* Work item: Your response should consist of one number, the count of lines below that contain "name".

* Provided material:
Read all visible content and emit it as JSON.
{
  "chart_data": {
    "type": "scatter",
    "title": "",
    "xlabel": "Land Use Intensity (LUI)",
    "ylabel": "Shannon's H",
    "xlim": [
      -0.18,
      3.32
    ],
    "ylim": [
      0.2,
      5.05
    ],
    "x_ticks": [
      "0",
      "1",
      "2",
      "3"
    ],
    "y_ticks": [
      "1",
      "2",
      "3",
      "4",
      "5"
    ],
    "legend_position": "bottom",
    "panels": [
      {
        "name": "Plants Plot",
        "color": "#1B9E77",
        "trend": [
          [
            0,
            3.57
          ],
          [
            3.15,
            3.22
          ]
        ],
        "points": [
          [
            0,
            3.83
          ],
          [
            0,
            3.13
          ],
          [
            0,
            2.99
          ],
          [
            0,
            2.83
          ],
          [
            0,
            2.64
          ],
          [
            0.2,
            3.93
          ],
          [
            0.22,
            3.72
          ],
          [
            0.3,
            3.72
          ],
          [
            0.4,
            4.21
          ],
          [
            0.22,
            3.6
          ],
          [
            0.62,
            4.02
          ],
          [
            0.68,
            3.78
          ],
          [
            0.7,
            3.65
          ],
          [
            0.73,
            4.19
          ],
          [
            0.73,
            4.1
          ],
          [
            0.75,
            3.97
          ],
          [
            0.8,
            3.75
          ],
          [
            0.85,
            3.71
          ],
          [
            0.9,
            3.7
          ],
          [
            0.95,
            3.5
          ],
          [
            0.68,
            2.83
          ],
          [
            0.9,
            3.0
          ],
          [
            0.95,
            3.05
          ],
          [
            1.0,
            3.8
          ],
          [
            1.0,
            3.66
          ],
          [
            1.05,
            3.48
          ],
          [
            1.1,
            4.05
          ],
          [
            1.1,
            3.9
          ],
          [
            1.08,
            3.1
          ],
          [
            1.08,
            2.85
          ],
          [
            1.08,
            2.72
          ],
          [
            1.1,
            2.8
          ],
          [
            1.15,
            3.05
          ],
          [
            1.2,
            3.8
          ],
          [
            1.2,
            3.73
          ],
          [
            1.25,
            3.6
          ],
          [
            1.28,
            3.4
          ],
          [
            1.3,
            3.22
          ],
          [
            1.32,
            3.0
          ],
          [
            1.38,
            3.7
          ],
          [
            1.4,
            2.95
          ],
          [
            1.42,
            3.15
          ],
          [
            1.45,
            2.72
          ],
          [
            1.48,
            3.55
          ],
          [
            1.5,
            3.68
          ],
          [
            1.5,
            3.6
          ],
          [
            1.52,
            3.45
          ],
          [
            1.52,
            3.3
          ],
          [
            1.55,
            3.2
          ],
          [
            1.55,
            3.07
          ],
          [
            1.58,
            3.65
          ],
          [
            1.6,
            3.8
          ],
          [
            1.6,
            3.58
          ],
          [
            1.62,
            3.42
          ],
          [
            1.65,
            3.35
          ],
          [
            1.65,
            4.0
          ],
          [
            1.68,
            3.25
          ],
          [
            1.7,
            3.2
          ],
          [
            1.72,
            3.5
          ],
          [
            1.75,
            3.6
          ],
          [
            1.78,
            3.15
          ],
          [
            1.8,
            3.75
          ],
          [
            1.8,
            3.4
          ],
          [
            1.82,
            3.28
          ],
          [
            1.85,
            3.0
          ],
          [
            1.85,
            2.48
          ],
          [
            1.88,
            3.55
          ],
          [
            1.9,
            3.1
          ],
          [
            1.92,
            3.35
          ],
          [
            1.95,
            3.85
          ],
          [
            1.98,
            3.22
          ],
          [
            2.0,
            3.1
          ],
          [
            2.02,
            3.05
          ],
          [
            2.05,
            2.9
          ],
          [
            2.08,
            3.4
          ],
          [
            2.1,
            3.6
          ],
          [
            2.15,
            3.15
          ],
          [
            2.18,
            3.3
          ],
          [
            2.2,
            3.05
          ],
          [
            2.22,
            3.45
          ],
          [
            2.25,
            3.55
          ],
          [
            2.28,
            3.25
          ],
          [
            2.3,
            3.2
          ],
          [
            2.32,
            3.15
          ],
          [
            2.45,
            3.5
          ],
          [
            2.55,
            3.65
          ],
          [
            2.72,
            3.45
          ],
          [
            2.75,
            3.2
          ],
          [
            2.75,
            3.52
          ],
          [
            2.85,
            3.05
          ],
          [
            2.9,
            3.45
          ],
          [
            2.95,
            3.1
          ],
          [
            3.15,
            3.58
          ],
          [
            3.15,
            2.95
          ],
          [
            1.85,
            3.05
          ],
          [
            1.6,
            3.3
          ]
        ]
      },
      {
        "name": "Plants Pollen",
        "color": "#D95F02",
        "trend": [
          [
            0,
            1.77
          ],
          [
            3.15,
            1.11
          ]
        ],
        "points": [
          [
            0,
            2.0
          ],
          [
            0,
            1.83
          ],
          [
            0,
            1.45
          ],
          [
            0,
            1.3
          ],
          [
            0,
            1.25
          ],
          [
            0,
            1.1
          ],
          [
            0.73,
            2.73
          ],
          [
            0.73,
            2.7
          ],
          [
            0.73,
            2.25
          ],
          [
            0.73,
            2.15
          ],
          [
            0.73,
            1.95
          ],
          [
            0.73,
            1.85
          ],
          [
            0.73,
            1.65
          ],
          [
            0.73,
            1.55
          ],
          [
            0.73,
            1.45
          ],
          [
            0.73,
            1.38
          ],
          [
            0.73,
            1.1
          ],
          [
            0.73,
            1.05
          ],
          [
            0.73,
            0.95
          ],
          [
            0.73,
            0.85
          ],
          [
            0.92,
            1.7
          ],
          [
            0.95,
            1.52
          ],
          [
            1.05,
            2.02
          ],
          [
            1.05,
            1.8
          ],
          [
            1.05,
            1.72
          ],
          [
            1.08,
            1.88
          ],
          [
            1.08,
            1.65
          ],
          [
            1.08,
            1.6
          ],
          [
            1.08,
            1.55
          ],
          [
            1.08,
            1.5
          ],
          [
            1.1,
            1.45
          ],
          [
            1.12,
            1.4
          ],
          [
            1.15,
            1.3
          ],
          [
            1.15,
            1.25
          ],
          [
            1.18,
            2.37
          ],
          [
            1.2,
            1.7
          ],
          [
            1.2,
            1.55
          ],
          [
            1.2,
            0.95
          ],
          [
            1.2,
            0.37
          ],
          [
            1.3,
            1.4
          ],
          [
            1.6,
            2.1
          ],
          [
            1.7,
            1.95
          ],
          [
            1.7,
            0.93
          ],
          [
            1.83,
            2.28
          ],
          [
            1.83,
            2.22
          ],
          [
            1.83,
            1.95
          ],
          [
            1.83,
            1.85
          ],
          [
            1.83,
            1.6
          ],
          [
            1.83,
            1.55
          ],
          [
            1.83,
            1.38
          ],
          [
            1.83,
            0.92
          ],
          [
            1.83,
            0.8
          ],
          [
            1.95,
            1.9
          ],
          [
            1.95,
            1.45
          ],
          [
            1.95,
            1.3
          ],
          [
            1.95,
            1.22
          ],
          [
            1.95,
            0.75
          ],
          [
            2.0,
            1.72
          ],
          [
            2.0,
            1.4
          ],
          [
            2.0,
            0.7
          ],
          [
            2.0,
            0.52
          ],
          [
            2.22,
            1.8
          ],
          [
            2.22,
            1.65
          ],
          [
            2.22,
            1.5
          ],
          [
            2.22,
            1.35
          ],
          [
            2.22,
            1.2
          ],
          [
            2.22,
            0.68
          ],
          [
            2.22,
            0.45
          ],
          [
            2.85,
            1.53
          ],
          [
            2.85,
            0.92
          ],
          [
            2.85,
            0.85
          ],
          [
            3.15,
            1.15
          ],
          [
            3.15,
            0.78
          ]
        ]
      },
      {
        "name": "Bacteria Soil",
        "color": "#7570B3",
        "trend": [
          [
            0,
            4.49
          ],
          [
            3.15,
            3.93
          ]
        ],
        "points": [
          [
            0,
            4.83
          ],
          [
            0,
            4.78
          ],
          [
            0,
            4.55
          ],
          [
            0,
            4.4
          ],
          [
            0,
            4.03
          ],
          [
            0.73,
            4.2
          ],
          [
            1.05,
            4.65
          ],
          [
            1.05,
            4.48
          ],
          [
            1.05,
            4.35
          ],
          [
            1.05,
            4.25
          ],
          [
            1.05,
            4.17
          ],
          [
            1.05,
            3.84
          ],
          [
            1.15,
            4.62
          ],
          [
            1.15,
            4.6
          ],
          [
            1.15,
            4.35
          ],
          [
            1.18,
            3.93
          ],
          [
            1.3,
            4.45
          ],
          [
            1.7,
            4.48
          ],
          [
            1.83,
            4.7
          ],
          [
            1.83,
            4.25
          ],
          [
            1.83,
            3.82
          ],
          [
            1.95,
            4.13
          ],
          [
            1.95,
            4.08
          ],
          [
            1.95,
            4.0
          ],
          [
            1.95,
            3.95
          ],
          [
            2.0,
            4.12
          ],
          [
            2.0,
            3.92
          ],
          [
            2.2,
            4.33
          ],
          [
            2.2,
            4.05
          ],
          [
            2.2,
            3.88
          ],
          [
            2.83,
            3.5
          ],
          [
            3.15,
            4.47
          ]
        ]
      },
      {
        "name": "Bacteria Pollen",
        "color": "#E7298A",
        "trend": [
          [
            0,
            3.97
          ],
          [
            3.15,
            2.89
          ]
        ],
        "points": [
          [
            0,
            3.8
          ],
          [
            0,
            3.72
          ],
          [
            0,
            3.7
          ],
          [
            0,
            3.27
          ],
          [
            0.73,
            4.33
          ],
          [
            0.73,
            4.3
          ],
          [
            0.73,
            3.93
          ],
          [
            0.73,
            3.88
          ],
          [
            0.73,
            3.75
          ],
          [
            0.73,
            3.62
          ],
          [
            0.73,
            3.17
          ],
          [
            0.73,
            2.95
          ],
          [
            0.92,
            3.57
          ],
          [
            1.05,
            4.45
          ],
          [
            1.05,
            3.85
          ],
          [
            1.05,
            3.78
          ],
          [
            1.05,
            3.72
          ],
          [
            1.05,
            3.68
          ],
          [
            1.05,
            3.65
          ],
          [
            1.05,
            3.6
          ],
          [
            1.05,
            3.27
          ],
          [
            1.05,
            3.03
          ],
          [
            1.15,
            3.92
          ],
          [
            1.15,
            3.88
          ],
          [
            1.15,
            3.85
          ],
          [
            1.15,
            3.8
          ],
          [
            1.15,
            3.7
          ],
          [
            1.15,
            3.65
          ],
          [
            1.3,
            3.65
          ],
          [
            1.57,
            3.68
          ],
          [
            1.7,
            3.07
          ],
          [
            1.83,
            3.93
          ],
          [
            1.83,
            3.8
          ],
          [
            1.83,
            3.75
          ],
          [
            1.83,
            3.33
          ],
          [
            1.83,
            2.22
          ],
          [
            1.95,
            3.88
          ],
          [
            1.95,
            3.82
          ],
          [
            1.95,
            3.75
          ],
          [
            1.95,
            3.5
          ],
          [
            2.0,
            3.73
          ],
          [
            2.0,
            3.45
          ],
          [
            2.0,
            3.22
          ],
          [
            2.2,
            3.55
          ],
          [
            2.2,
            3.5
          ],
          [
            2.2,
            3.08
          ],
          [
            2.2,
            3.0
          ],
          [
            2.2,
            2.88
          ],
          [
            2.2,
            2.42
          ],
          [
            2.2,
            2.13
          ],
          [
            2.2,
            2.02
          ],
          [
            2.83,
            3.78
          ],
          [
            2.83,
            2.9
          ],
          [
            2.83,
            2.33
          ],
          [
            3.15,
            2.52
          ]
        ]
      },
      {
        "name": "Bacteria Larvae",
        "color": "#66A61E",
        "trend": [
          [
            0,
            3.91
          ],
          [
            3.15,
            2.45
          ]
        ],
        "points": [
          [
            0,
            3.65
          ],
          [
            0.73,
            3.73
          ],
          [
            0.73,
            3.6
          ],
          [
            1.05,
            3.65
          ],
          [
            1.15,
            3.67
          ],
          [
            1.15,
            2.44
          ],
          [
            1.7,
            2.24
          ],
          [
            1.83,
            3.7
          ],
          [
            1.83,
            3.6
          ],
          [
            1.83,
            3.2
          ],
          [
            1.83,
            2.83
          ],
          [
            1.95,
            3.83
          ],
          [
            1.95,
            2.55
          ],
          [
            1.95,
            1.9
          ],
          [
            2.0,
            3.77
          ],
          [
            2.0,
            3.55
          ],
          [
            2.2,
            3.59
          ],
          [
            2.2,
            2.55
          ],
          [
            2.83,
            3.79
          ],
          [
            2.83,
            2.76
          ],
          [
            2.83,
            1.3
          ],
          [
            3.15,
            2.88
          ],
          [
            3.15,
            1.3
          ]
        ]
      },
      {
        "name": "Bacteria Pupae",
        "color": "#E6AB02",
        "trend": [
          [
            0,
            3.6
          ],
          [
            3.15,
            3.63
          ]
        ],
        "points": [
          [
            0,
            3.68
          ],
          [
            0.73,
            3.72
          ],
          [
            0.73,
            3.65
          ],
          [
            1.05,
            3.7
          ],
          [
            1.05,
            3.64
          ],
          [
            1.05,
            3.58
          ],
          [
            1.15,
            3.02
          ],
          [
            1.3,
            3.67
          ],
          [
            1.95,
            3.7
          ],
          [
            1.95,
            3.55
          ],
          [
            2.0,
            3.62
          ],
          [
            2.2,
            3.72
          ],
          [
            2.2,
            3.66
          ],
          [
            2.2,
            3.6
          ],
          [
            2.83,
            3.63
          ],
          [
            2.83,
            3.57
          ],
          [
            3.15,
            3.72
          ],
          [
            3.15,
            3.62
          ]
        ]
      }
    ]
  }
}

* Response to the exercise: 6